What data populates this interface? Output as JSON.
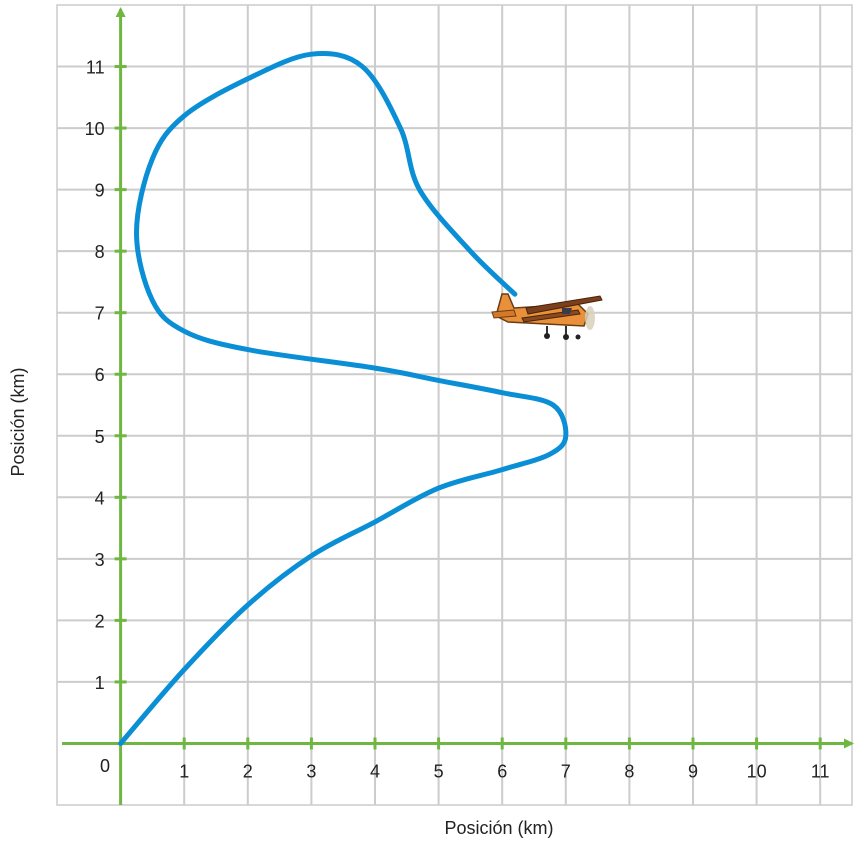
{
  "chart_data": {
    "type": "line",
    "title": "",
    "xlabel": "Posición (km)",
    "ylabel": "Posición (km)",
    "origin_label": "0",
    "xlim": [
      -1,
      11.5
    ],
    "ylim": [
      -1,
      12
    ],
    "grid": true,
    "legend": "none",
    "x_ticks": [
      "1",
      "2",
      "3",
      "4",
      "5",
      "6",
      "7",
      "8",
      "9",
      "10",
      "11"
    ],
    "y_ticks": [
      "1",
      "2",
      "3",
      "4",
      "5",
      "6",
      "7",
      "8",
      "9",
      "10",
      "11"
    ],
    "series": [
      {
        "path": [
          [
            0,
            0
          ],
          [
            1,
            1.2
          ],
          [
            2,
            2.25
          ],
          [
            3,
            3.05
          ],
          [
            4,
            3.6
          ],
          [
            5,
            4.15
          ],
          [
            6,
            4.45
          ],
          [
            6.75,
            4.7
          ],
          [
            7,
            5.0
          ],
          [
            6.8,
            5.5
          ],
          [
            6,
            5.7
          ],
          [
            5,
            5.9
          ],
          [
            4,
            6.1
          ],
          [
            2,
            6.4
          ],
          [
            1,
            6.7
          ],
          [
            0.5,
            7.2
          ],
          [
            0.25,
            8.3
          ],
          [
            0.5,
            9.5
          ],
          [
            1,
            10.2
          ],
          [
            2,
            10.8
          ],
          [
            3,
            11.2
          ],
          [
            3.8,
            11.0
          ],
          [
            4.4,
            10.0
          ],
          [
            4.7,
            9.0
          ],
          [
            5.5,
            8.0
          ],
          [
            6.2,
            7.3
          ]
        ]
      }
    ],
    "colors": {
      "grid": "#cccccc",
      "axis": "#6fb742",
      "line": "#0a8fd6",
      "text": "#222222"
    }
  },
  "icons": {
    "airplane": "airplane-icon"
  }
}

+ + + + +

◆ TASK DESCRIPTION ◆
Write the listing above out again exactly, dropping each image.

◆ THE COMPLETED TASK ◆
What data populates this interface? Output as JSON.
{
  "chart_data": {
    "type": "line",
    "title": "",
    "xlabel": "Posición (km)",
    "ylabel": "Posición (km)",
    "origin_label": "0",
    "xlim": [
      -1,
      11.5
    ],
    "ylim": [
      -1,
      12
    ],
    "grid": true,
    "legend": "none",
    "x_ticks": [
      "1",
      "2",
      "3",
      "4",
      "5",
      "6",
      "7",
      "8",
      "9",
      "10",
      "11"
    ],
    "y_ticks": [
      "1",
      "2",
      "3",
      "4",
      "5",
      "6",
      "7",
      "8",
      "9",
      "10",
      "11"
    ],
    "series": [
      {
        "path": [
          [
            0,
            0
          ],
          [
            1,
            1.2
          ],
          [
            2,
            2.25
          ],
          [
            3,
            3.05
          ],
          [
            4,
            3.6
          ],
          [
            5,
            4.15
          ],
          [
            6,
            4.45
          ],
          [
            6.75,
            4.7
          ],
          [
            7,
            5.0
          ],
          [
            6.8,
            5.5
          ],
          [
            6,
            5.7
          ],
          [
            5,
            5.9
          ],
          [
            4,
            6.1
          ],
          [
            2,
            6.4
          ],
          [
            1,
            6.7
          ],
          [
            0.5,
            7.2
          ],
          [
            0.25,
            8.3
          ],
          [
            0.5,
            9.5
          ],
          [
            1,
            10.2
          ],
          [
            2,
            10.8
          ],
          [
            3,
            11.2
          ],
          [
            3.8,
            11.0
          ],
          [
            4.4,
            10.0
          ],
          [
            4.7,
            9.0
          ],
          [
            5.5,
            8.0
          ],
          [
            6.2,
            7.3
          ]
        ]
      }
    ],
    "colors": {
      "grid": "#cccccc",
      "axis": "#6fb742",
      "line": "#0a8fd6",
      "text": "#222222"
    }
  },
  "icons": {
    "airplane": "airplane-icon"
  }
}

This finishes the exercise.